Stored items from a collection
_ _ _
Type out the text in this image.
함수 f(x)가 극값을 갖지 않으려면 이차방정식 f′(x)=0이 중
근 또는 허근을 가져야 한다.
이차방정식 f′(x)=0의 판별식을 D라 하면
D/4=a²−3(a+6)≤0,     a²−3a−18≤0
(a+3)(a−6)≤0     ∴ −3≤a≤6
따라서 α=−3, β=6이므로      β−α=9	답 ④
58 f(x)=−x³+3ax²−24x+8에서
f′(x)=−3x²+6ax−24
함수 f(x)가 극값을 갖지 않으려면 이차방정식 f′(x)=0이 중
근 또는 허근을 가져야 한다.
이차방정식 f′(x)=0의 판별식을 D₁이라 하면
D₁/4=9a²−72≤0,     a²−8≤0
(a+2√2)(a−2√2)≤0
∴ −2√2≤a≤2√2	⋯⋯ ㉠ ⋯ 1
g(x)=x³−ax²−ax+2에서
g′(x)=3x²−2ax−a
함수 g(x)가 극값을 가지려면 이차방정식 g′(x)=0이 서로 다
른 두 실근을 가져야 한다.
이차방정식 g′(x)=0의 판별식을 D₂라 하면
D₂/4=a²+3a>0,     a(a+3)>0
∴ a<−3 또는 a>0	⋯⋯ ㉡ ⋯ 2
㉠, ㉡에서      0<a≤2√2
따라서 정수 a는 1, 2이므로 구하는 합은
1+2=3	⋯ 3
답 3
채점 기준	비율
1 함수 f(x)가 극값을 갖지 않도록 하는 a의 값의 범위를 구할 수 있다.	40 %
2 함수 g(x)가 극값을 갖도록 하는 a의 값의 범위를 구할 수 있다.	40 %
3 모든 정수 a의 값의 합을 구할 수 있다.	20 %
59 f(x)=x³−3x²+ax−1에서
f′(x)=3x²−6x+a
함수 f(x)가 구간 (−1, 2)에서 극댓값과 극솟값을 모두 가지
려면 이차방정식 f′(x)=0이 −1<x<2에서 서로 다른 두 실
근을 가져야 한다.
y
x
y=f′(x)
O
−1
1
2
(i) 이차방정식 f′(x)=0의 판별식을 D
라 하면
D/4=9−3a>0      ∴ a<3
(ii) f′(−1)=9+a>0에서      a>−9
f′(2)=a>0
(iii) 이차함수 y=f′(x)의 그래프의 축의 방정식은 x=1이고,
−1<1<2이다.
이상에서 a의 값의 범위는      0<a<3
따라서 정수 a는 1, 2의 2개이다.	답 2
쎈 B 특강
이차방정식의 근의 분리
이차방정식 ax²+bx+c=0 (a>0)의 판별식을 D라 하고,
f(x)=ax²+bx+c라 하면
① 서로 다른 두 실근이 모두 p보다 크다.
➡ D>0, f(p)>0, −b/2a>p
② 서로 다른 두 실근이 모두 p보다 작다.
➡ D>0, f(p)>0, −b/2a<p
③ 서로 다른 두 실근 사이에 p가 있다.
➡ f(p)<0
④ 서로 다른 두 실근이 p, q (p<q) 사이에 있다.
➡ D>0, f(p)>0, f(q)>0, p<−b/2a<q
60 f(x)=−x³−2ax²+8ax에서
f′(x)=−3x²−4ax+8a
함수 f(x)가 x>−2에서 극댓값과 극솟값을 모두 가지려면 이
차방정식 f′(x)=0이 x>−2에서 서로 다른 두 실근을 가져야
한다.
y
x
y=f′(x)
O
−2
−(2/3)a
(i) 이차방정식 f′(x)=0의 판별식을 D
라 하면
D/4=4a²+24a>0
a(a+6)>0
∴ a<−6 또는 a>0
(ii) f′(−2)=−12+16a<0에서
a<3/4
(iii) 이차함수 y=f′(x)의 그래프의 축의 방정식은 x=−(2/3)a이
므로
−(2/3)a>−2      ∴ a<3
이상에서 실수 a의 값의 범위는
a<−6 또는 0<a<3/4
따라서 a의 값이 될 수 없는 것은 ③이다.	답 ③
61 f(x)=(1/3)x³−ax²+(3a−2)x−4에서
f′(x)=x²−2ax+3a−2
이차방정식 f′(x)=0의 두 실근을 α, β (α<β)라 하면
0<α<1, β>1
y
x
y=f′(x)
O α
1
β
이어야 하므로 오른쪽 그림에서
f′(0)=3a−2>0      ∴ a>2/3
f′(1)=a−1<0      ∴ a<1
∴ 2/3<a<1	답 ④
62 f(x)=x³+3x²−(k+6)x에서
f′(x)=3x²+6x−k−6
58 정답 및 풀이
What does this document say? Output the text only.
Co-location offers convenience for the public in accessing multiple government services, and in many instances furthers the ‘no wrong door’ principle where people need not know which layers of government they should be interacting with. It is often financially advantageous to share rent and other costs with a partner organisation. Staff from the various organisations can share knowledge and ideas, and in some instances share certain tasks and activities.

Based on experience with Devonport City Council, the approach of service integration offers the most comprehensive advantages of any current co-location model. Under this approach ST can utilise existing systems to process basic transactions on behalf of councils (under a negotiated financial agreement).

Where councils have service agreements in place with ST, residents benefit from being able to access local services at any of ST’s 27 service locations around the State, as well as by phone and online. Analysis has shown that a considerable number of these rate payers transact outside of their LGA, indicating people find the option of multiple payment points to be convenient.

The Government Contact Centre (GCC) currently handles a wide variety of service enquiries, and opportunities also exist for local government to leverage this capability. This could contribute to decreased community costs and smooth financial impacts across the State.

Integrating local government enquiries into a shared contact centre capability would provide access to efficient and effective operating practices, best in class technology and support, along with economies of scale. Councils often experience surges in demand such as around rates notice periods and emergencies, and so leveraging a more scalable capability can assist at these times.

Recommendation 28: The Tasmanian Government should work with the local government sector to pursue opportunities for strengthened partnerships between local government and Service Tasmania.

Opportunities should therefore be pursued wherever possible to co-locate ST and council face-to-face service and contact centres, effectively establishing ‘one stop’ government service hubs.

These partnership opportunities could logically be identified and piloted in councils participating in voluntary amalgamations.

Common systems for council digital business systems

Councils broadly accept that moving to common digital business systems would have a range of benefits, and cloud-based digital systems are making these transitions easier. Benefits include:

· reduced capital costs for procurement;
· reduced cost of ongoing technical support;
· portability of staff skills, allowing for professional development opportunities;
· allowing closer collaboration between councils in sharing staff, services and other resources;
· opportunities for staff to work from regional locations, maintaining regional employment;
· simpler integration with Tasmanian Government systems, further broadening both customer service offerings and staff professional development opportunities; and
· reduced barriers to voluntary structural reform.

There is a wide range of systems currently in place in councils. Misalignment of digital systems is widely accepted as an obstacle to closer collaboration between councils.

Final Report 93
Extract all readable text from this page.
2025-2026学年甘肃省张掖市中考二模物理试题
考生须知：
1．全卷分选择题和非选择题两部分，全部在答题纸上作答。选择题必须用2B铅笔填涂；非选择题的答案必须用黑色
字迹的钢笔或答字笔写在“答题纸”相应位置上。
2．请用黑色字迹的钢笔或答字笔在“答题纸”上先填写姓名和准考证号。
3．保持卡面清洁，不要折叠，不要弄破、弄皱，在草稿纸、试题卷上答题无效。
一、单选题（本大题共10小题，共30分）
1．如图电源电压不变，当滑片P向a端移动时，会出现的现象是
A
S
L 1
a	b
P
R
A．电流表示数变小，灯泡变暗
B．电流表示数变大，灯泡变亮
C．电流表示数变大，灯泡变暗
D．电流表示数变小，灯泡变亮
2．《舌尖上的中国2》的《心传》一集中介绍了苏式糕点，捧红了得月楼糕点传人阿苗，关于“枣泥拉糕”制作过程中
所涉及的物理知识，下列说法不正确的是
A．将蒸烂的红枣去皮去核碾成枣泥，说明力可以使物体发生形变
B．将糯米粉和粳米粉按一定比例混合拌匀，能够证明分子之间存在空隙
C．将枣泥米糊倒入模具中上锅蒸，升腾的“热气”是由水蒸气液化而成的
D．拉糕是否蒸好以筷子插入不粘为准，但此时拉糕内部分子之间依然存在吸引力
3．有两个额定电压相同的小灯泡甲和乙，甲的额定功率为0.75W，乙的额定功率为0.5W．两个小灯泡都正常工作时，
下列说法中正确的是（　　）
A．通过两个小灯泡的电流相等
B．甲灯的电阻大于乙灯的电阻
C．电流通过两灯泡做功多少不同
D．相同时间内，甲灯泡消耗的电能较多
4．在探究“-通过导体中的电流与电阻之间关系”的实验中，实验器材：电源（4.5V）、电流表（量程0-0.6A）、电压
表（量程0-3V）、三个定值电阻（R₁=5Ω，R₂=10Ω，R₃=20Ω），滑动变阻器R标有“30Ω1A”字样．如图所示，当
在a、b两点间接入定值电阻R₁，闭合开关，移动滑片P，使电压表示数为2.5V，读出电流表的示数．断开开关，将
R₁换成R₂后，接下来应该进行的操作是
_ _ _
Report the number of lines containing the string "이차함수" and add nothing to it.

2